▸ Task to complete
State only how many lines below include the string "Deactivates".

▸ Exercise materials
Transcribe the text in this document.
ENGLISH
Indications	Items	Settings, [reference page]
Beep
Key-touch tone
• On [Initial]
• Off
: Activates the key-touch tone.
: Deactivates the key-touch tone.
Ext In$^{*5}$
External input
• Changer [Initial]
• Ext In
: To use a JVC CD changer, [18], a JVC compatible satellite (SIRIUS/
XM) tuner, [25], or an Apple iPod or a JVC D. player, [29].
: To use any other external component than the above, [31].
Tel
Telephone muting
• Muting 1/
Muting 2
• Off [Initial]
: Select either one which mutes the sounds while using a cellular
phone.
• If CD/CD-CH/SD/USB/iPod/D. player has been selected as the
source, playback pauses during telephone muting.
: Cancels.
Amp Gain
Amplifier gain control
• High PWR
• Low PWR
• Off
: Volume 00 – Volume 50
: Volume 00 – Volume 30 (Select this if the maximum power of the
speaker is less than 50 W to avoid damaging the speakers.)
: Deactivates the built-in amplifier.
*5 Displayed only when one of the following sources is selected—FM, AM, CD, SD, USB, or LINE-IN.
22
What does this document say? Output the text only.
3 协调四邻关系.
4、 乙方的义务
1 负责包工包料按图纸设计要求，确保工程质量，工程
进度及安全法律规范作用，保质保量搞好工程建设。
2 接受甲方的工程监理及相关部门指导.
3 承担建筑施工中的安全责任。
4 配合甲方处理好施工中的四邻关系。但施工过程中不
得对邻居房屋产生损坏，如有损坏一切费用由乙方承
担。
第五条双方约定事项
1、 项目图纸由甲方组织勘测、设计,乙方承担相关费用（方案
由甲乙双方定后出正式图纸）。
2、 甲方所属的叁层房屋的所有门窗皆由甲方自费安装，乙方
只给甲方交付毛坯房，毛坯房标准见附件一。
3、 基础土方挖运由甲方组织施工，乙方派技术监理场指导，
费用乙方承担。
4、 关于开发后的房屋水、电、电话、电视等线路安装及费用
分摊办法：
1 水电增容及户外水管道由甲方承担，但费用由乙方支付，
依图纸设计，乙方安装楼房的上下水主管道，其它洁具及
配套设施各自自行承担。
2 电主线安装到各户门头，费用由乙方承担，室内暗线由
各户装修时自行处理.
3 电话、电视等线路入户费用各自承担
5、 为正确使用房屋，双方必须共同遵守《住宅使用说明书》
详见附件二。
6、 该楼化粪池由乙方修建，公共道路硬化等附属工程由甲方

▸ Expected answer
2